++++ Excerpted records ++++
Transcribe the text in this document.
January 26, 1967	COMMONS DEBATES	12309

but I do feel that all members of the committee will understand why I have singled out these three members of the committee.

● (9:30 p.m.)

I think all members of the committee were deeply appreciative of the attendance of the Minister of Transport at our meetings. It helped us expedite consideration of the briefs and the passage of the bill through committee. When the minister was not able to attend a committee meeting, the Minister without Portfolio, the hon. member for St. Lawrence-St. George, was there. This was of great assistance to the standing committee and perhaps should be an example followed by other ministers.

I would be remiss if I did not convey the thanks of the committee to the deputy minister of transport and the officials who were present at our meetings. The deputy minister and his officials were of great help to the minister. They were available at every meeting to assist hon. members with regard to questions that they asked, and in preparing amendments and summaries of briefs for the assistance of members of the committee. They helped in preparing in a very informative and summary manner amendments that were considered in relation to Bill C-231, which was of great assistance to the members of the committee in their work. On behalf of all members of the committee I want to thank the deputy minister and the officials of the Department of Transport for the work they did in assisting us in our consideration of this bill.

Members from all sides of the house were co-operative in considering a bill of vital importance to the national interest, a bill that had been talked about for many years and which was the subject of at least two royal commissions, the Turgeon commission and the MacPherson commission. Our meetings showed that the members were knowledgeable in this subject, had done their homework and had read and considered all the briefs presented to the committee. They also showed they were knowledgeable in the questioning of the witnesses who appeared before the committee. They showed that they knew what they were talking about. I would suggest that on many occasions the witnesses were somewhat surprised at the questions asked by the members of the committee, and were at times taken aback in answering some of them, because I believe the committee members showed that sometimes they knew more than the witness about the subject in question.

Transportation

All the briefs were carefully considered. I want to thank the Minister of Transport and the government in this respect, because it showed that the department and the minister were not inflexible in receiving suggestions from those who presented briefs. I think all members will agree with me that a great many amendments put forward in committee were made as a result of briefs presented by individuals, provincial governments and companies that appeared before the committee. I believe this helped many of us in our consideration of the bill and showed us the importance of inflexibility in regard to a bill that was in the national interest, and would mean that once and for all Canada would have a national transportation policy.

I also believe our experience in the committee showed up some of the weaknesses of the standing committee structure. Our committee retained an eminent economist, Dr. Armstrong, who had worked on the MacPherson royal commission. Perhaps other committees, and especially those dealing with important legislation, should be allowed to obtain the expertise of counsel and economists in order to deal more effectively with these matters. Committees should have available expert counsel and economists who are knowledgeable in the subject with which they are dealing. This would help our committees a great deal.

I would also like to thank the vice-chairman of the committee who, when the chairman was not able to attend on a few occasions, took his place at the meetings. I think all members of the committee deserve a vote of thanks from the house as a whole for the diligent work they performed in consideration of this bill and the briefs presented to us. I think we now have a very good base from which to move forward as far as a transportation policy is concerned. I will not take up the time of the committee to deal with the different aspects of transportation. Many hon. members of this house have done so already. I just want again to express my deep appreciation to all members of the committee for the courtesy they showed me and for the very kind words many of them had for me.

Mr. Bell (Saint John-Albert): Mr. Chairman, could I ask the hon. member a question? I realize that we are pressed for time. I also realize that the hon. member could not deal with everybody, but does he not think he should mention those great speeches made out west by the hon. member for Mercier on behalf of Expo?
++++
Type the material above out again, exactly.

Transcribe the text in this document.
January 26, 1967	COMMONS DEBATES	12309

but I do feel that all members of the committee will understand why I have singled out these three members of the committee.

● (9:30 p.m.)

I think all members of the committee were deeply appreciative of the attendance of the Minister of Transport at our meetings. It helped us expedite consideration of the briefs and the passage of the bill through committee. When the minister was not able to attend a committee meeting, the Minister without Portfolio, the hon. member for St. Lawrence-St. George, was there. This was of great assistance to the standing committee and perhaps should be an example followed by other ministers.

I would be remiss if I did not convey the thanks of the committee to the deputy minister of transport and the officials who were present at our meetings. The deputy minister and his officials were of great help to the minister. They were available at every meeting to assist hon. members with regard to questions that they asked, and in preparing amendments and summaries of briefs for the assistance of members of the committee. They helped in preparing in a very informative and summary manner amendments that were considered in relation to Bill C-231, which was of great assistance to the members of the committee in their work. On behalf of all members of the committee I want to thank the deputy minister and the officials of the Department of Transport for the work they did in assisting us in our consideration of this bill.

Members from all sides of the house were co-operative in considering a bill of vital importance to the national interest, a bill that had been talked about for many years and which was the subject of at least two royal commissions, the Turgeon commission and the MacPherson commission. Our meetings showed that the members were knowledgeable in this subject, had done their homework and had read and considered all the briefs presented to the committee. They also showed they were knowledgeable in the questioning of the witnesses who appeared before the committee. They showed that they knew what they were talking about. I would suggest that on many occasions the witnesses were somewhat surprised at the questions asked by the members of the committee, and were at times taken aback in answering some of them, because I believe the committee members showed that sometimes they knew more than the witness about the subject in question.

Transportation

All the briefs were carefully considered. I want to thank the Minister of Transport and the government in this respect, because it showed that the department and the minister were not inflexible in receiving suggestions from those who presented briefs. I think all members will agree with me that a great many amendments put forward in committee were made as a result of briefs presented by individuals, provincial governments and companies that appeared before the committee. I believe this helped many of us in our consideration of the bill and showed us the importance of inflexibility in regard to a bill that was in the national interest, and would mean that once and for all Canada would have a national transportation policy.

I also believe our experience in the committee showed up some of the weaknesses of the standing committee structure. Our committee retained an eminent economist, Dr. Armstrong, who had worked on the MacPherson royal commission. Perhaps other committees, and especially those dealing with important legislation, should be allowed to obtain the expertise of counsel and economists in order to deal more effectively with these matters. Committees should have available expert counsel and economists who are knowledgeable in the subject with which they are dealing. This would help our committees a great deal.

I would also like to thank the vice-chairman of the committee who, when the chairman was not able to attend on a few occasions, took his place at the meetings. I think all members of the committee deserve a vote of thanks from the house as a whole for the diligent work they performed in consideration of this bill and the briefs presented to us. I think we now have a very good base from which to move forward as far as a transportation policy is concerned. I will not take up the time of the committee to deal with the different aspects of transportation. Many hon. members of this house have done so already. I just want again to express my deep appreciation to all members of the committee for the courtesy they showed me and for the very kind words many of them had for me.

Mr. Bell (Saint John-Albert): Mr. Chairman, could I ask the hon. member a question? I realize that we are pressed for time. I also realize that the hon. member could not deal with everybody, but does he not think he should mention those great speeches made out west by the hon. member for Mercier on behalf of Expo?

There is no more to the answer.